— BEGIN GIVEN INFORMATION —
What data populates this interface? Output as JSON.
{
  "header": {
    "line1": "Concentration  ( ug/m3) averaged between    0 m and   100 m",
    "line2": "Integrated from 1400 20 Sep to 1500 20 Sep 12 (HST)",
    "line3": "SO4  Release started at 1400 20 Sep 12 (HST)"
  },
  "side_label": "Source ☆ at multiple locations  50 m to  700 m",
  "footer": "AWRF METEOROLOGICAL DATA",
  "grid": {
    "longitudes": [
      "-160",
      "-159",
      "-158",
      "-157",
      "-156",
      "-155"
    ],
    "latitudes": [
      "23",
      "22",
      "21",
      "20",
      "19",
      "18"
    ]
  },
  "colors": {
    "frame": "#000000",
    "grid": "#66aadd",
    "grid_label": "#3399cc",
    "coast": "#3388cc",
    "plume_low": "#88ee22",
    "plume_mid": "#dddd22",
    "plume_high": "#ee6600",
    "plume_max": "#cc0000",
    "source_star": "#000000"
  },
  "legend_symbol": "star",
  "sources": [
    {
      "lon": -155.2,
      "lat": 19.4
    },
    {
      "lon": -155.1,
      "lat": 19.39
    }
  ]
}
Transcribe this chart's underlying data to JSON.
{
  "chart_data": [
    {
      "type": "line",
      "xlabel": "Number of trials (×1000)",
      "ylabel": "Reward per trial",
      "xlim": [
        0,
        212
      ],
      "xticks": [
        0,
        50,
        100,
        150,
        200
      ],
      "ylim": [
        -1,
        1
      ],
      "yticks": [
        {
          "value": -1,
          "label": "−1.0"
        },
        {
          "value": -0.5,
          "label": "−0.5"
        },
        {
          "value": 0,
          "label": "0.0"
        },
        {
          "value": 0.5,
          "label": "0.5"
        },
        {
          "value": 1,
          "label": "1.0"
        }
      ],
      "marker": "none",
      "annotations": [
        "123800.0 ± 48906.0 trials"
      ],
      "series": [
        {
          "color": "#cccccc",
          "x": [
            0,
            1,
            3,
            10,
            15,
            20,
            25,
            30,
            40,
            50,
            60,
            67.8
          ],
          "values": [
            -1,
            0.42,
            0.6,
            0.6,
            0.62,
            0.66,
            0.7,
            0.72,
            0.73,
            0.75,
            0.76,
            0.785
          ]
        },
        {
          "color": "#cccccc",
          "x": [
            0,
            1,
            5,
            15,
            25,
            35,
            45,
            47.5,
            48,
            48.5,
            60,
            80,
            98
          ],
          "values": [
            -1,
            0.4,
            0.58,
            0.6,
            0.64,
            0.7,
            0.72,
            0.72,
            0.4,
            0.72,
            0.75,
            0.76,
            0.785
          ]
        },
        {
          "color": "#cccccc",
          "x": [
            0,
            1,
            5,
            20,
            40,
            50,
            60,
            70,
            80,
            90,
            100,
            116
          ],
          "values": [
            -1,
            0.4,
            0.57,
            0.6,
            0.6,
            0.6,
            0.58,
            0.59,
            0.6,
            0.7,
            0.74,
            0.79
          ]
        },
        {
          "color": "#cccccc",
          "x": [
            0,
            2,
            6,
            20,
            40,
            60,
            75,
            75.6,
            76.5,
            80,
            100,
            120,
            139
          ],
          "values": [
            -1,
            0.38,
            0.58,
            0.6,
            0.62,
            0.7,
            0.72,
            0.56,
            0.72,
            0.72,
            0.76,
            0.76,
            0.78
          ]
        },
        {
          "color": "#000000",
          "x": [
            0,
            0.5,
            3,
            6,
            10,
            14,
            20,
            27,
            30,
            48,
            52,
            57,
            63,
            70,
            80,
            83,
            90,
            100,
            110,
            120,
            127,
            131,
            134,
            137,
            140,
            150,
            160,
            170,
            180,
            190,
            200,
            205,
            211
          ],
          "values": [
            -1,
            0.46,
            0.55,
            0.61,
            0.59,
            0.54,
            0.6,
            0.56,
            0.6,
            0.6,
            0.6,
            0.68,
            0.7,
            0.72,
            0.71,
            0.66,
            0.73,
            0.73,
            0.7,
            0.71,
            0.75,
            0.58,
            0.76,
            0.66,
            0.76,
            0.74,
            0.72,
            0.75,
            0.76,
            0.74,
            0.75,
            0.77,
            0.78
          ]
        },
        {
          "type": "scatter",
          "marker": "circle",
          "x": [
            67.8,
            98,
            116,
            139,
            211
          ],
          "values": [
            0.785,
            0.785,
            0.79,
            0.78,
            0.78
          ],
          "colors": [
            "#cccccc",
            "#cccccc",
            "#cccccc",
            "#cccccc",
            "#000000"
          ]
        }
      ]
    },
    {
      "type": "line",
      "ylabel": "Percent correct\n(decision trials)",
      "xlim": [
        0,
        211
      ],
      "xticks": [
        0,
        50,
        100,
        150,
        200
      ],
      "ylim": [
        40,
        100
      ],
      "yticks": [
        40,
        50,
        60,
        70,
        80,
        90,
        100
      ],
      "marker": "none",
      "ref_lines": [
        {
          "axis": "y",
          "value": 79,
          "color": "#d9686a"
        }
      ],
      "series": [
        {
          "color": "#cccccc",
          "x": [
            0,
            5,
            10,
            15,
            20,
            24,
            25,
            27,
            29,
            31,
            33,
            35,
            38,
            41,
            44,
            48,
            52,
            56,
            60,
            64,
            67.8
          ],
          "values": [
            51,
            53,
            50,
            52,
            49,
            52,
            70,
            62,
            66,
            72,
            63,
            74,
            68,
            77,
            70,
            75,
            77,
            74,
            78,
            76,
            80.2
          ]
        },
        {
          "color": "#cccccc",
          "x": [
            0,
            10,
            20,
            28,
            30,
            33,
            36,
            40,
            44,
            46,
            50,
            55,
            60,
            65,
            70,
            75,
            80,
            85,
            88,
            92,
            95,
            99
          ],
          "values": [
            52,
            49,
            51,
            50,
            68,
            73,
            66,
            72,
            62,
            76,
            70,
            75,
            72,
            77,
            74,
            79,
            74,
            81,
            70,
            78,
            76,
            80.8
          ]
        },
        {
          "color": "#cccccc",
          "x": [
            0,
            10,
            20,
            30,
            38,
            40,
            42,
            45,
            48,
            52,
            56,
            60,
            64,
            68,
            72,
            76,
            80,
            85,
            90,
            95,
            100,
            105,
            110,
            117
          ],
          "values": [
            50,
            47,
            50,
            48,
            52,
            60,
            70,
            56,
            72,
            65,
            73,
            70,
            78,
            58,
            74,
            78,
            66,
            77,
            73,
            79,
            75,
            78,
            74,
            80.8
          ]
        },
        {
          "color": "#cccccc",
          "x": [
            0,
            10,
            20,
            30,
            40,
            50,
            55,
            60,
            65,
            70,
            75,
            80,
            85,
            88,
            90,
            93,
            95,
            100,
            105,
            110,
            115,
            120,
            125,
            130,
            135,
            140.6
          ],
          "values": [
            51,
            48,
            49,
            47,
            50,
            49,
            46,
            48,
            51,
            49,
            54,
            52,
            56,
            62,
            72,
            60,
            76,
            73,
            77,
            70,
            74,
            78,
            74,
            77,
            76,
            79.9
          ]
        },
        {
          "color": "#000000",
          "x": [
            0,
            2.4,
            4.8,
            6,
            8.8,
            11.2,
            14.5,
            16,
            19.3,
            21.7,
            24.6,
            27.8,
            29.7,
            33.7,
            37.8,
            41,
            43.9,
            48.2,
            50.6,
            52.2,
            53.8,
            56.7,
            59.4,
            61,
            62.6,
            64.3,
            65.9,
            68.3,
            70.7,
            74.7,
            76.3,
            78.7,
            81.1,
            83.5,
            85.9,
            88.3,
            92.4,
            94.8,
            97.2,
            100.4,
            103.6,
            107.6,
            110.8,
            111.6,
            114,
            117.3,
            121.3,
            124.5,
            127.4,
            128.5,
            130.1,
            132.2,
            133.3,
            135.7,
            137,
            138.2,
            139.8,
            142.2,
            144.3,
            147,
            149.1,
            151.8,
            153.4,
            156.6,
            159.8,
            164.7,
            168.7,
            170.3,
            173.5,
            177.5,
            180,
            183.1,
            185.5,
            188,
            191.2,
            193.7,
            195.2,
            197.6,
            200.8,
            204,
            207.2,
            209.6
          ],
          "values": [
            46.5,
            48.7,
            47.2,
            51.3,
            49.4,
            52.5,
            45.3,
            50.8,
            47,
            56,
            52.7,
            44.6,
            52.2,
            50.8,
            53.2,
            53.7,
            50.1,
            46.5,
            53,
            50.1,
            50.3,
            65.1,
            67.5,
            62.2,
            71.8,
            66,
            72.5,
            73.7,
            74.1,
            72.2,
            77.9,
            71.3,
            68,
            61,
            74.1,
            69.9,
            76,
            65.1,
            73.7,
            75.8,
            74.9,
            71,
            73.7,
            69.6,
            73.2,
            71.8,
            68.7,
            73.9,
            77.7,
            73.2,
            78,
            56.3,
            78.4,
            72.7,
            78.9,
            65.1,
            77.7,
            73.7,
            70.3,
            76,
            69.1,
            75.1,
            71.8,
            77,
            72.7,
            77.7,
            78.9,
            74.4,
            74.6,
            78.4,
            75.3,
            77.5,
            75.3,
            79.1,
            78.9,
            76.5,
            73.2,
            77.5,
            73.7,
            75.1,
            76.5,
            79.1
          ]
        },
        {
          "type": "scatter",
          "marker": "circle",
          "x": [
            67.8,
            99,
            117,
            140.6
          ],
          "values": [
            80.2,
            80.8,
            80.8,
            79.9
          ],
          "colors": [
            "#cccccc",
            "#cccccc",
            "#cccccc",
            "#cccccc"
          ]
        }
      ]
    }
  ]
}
— END GIVEN INFORMATION —
- **GIVEN PROBLEM**:
Gather all lines where the word "this" appears.

- **REPLY**:
What data populates this interface? Output as JSON.
Transcribe this chart's underlying data to JSON.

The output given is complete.